**TASK PROMPT**
Return the material exactly as supplied, apart from the pictures, which are omitted.

+++ TASK INPUTS

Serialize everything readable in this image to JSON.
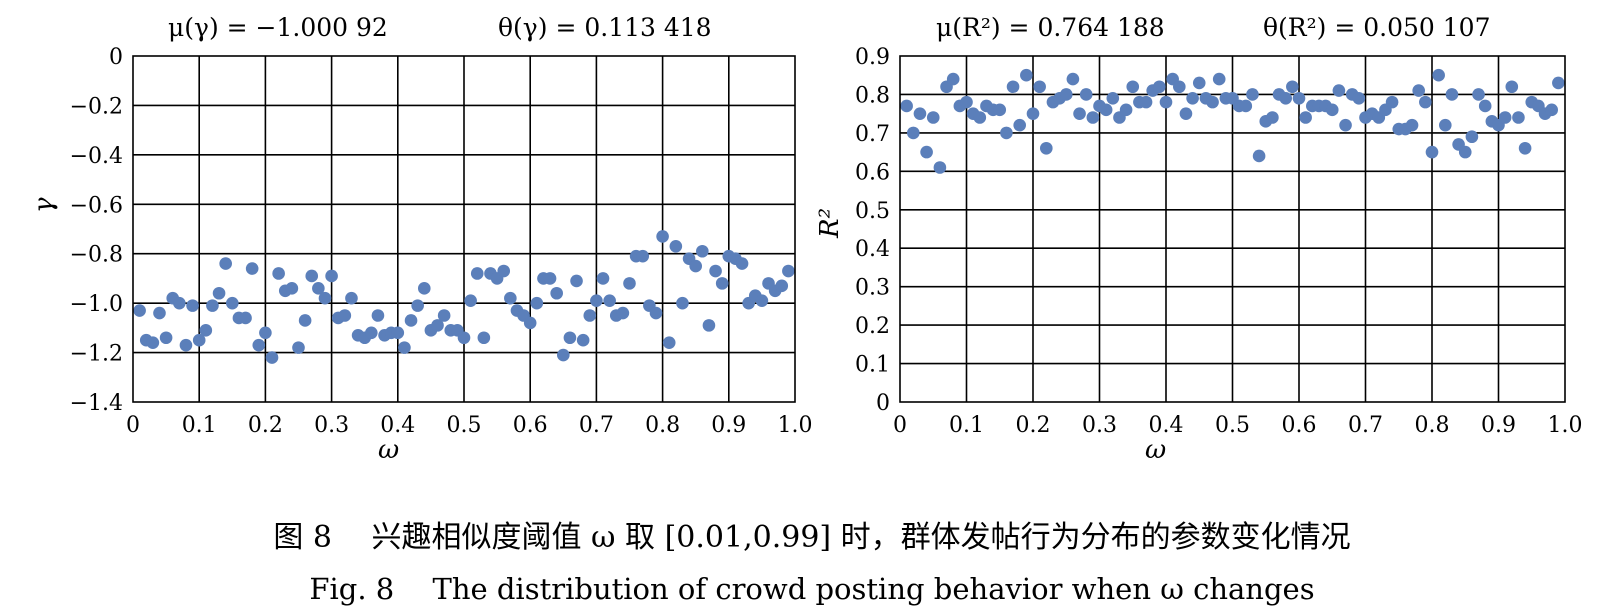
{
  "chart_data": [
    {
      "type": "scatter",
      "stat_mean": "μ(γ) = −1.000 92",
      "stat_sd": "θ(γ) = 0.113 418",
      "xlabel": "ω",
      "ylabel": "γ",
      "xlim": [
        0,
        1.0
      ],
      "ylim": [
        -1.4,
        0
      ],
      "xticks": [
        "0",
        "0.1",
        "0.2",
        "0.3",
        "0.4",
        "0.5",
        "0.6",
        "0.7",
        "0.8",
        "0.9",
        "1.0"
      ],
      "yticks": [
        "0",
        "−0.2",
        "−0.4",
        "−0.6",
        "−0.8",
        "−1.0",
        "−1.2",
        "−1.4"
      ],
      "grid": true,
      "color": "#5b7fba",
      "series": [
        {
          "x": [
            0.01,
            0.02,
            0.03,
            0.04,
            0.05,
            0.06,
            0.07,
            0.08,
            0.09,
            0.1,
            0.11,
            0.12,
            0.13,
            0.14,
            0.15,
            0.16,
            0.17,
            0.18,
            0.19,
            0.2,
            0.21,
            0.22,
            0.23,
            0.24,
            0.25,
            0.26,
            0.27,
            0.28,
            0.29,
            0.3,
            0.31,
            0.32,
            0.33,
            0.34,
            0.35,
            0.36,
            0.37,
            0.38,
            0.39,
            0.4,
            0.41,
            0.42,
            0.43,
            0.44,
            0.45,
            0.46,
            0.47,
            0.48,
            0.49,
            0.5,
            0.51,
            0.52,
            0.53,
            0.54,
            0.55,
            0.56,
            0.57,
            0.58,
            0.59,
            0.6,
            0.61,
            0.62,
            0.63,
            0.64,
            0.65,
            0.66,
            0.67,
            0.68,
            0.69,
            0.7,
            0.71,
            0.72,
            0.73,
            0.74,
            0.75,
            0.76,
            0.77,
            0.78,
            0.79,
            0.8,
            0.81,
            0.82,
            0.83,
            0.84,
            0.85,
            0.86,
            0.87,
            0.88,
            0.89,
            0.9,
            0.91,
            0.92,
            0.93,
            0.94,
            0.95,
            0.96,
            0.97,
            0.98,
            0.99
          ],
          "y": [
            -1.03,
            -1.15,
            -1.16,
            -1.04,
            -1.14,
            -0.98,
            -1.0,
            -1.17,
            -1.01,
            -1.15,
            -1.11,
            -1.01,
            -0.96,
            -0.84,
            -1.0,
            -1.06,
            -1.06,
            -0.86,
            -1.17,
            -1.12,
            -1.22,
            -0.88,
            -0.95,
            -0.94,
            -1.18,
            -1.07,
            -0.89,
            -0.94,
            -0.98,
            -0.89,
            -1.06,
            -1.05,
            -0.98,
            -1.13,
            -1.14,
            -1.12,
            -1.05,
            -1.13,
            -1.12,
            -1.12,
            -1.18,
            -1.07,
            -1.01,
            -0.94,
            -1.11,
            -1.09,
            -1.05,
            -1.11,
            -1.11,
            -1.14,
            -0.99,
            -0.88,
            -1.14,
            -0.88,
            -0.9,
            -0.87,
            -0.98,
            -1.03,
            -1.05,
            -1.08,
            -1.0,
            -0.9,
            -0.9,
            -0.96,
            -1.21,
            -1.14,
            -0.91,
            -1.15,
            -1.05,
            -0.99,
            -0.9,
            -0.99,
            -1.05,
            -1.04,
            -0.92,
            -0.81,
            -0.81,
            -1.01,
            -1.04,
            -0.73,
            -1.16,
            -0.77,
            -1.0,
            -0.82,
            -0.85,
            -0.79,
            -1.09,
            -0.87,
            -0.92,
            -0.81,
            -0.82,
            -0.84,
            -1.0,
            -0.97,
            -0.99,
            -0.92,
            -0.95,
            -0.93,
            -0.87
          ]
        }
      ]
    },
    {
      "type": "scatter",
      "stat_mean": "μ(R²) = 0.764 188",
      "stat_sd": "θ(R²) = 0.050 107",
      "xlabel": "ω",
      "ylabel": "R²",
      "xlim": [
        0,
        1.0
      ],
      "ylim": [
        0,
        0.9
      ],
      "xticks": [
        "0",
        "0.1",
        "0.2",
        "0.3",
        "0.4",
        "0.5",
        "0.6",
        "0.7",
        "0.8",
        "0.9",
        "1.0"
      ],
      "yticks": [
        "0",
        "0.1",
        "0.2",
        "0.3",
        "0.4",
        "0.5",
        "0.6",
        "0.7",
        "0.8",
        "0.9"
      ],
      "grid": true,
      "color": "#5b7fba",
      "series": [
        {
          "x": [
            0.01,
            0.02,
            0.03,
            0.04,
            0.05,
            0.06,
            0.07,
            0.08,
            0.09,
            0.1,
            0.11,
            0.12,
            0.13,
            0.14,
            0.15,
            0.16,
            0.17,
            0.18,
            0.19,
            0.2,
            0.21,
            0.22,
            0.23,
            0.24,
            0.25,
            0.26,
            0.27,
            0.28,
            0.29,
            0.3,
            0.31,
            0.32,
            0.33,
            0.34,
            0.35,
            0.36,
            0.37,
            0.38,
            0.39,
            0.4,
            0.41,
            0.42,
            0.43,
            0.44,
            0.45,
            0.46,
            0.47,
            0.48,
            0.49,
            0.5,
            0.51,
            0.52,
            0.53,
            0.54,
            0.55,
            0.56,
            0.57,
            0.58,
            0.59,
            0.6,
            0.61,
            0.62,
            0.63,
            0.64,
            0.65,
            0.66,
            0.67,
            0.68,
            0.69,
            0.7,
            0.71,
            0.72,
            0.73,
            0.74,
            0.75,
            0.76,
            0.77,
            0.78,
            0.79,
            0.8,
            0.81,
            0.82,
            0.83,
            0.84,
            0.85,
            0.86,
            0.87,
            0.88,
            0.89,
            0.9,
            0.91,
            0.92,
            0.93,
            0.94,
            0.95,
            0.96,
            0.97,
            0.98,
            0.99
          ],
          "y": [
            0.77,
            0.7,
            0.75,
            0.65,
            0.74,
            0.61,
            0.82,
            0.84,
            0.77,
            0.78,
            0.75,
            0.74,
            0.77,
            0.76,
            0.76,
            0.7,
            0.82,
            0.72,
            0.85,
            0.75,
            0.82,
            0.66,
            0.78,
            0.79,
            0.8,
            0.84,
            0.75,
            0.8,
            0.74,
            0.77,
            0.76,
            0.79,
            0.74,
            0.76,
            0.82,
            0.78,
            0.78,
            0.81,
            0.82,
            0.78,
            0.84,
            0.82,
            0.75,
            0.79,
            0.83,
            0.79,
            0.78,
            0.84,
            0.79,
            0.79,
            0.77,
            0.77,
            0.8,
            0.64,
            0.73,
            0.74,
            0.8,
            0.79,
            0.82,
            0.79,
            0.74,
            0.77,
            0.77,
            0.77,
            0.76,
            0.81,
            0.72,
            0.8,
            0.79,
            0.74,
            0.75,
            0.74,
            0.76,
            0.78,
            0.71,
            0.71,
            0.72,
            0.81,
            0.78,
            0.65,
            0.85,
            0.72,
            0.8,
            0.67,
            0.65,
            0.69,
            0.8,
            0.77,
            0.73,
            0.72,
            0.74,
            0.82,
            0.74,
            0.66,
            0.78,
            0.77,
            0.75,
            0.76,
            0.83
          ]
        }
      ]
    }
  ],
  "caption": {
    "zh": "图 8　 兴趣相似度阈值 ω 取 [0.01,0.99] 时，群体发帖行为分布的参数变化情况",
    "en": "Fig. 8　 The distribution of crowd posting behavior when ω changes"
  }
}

++++++

**SOLVED EXERCISE**
Serialize everything readable in this image to JSON.
{
  "chart_data": [
    {
      "type": "scatter",
      "stat_mean": "μ(γ) = −1.000 92",
      "stat_sd": "θ(γ) = 0.113 418",
      "xlabel": "ω",
      "ylabel": "γ",
      "xlim": [
        0,
        1.0
      ],
      "ylim": [
        -1.4,
        0
      ],
      "xticks": [
        "0",
        "0.1",
        "0.2",
        "0.3",
        "0.4",
        "0.5",
        "0.6",
        "0.7",
        "0.8",
        "0.9",
        "1.0"
      ],
      "yticks": [
        "0",
        "−0.2",
        "−0.4",
        "−0.6",
        "−0.8",
        "−1.0",
        "−1.2",
        "−1.4"
      ],
      "grid": true,
      "color": "#5b7fba",
      "series": [
        {
          "x": [
            0.01,
            0.02,
            0.03,
            0.04,
            0.05,
            0.06,
            0.07,
            0.08,
            0.09,
            0.1,
            0.11,
            0.12,
            0.13,
            0.14,
            0.15,
            0.16,
            0.17,
            0.18,
            0.19,
            0.2,
            0.21,
            0.22,
            0.23,
            0.24,
            0.25,
            0.26,
            0.27,
            0.28,
            0.29,
            0.3,
            0.31,
            0.32,
            0.33,
            0.34,
            0.35,
            0.36,
            0.37,
            0.38,
            0.39,
            0.4,
            0.41,
            0.42,
            0.43,
            0.44,
            0.45,
            0.46,
            0.47,
            0.48,
            0.49,
            0.5,
            0.51,
            0.52,
            0.53,
            0.54,
            0.55,
            0.56,
            0.57,
            0.58,
            0.59,
            0.6,
            0.61,
            0.62,
            0.63,
            0.64,
            0.65,
            0.66,
            0.67,
            0.68,
            0.69,
            0.7,
            0.71,
            0.72,
            0.73,
            0.74,
            0.75,
            0.76,
            0.77,
            0.78,
            0.79,
            0.8,
            0.81,
            0.82,
            0.83,
            0.84,
            0.85,
            0.86,
            0.87,
            0.88,
            0.89,
            0.9,
            0.91,
            0.92,
            0.93,
            0.94,
            0.95,
            0.96,
            0.97,
            0.98,
            0.99
          ],
          "y": [
            -1.03,
            -1.15,
            -1.16,
            -1.04,
            -1.14,
            -0.98,
            -1.0,
            -1.17,
            -1.01,
            -1.15,
            -1.11,
            -1.01,
            -0.96,
            -0.84,
            -1.0,
            -1.06,
            -1.06,
            -0.86,
            -1.17,
            -1.12,
            -1.22,
            -0.88,
            -0.95,
            -0.94,
            -1.18,
            -1.07,
            -0.89,
            -0.94,
            -0.98,
            -0.89,
            -1.06,
            -1.05,
            -0.98,
            -1.13,
            -1.14,
            -1.12,
            -1.05,
            -1.13,
            -1.12,
            -1.12,
            -1.18,
            -1.07,
            -1.01,
            -0.94,
            -1.11,
            -1.09,
            -1.05,
            -1.11,
            -1.11,
            -1.14,
            -0.99,
            -0.88,
            -1.14,
            -0.88,
            -0.9,
            -0.87,
            -0.98,
            -1.03,
            -1.05,
            -1.08,
            -1.0,
            -0.9,
            -0.9,
            -0.96,
            -1.21,
            -1.14,
            -0.91,
            -1.15,
            -1.05,
            -0.99,
            -0.9,
            -0.99,
            -1.05,
            -1.04,
            -0.92,
            -0.81,
            -0.81,
            -1.01,
            -1.04,
            -0.73,
            -1.16,
            -0.77,
            -1.0,
            -0.82,
            -0.85,
            -0.79,
            -1.09,
            -0.87,
            -0.92,
            -0.81,
            -0.82,
            -0.84,
            -1.0,
            -0.97,
            -0.99,
            -0.92,
            -0.95,
            -0.93,
            -0.87
          ]
        }
      ]
    },
    {
      "type": "scatter",
      "stat_mean": "μ(R²) = 0.764 188",
      "stat_sd": "θ(R²) = 0.050 107",
      "xlabel": "ω",
      "ylabel": "R²",
      "xlim": [
        0,
        1.0
      ],
      "ylim": [
        0,
        0.9
      ],
      "xticks": [
        "0",
        "0.1",
        "0.2",
        "0.3",
        "0.4",
        "0.5",
        "0.6",
        "0.7",
        "0.8",
        "0.9",
        "1.0"
      ],
      "yticks": [
        "0",
        "0.1",
        "0.2",
        "0.3",
        "0.4",
        "0.5",
        "0.6",
        "0.7",
        "0.8",
        "0.9"
      ],
      "grid": true,
      "color": "#5b7fba",
      "series": [
        {
          "x": [
            0.01,
            0.02,
            0.03,
            0.04,
            0.05,
            0.06,
            0.07,
            0.08,
            0.09,
            0.1,
            0.11,
            0.12,
            0.13,
            0.14,
            0.15,
            0.16,
            0.17,
            0.18,
            0.19,
            0.2,
            0.21,
            0.22,
            0.23,
            0.24,
            0.25,
            0.26,
            0.27,
            0.28,
            0.29,
            0.3,
            0.31,
            0.32,
            0.33,
            0.34,
            0.35,
            0.36,
            0.37,
            0.38,
            0.39,
            0.4,
            0.41,
            0.42,
            0.43,
            0.44,
            0.45,
            0.46,
            0.47,
            0.48,
            0.49,
            0.5,
            0.51,
            0.52,
            0.53,
            0.54,
            0.55,
            0.56,
            0.57,
            0.58,
            0.59,
            0.6,
            0.61,
            0.62,
            0.63,
            0.64,
            0.65,
            0.66,
            0.67,
            0.68,
            0.69,
            0.7,
            0.71,
            0.72,
            0.73,
            0.74,
            0.75,
            0.76,
            0.77,
            0.78,
            0.79,
            0.8,
            0.81,
            0.82,
            0.83,
            0.84,
            0.85,
            0.86,
            0.87,
            0.88,
            0.89,
            0.9,
            0.91,
            0.92,
            0.93,
            0.94,
            0.95,
            0.96,
            0.97,
            0.98,
            0.99
          ],
          "y": [
            0.77,
            0.7,
            0.75,
            0.65,
            0.74,
            0.61,
            0.82,
            0.84,
            0.77,
            0.78,
            0.75,
            0.74,
            0.77,
            0.76,
            0.76,
            0.7,
            0.82,
            0.72,
            0.85,
            0.75,
            0.82,
            0.66,
            0.78,
            0.79,
            0.8,
            0.84,
            0.75,
            0.8,
            0.74,
            0.77,
            0.76,
            0.79,
            0.74,
            0.76,
            0.82,
            0.78,
            0.78,
            0.81,
            0.82,
            0.78,
            0.84,
            0.82,
            0.75,
            0.79,
            0.83,
            0.79,
            0.78,
            0.84,
            0.79,
            0.79,
            0.77,
            0.77,
            0.8,
            0.64,
            0.73,
            0.74,
            0.8,
            0.79,
            0.82,
            0.79,
            0.74,
            0.77,
            0.77,
            0.77,
            0.76,
            0.81,
            0.72,
            0.8,
            0.79,
            0.74,
            0.75,
            0.74,
            0.76,
            0.78,
            0.71,
            0.71,
            0.72,
            0.81,
            0.78,
            0.65,
            0.85,
            0.72,
            0.8,
            0.67,
            0.65,
            0.69,
            0.8,
            0.77,
            0.73,
            0.72,
            0.74,
            0.82,
            0.74,
            0.66,
            0.78,
            0.77,
            0.75,
            0.76,
            0.83
          ]
        }
      ]
    }
  ],
  "caption": {
    "zh": "图 8　 兴趣相似度阈值 ω 取 [0.01,0.99] 时，群体发帖行为分布的参数变化情况",
    "en": "Fig. 8　 The distribution of crowd posting behavior when ω changes"
  }
}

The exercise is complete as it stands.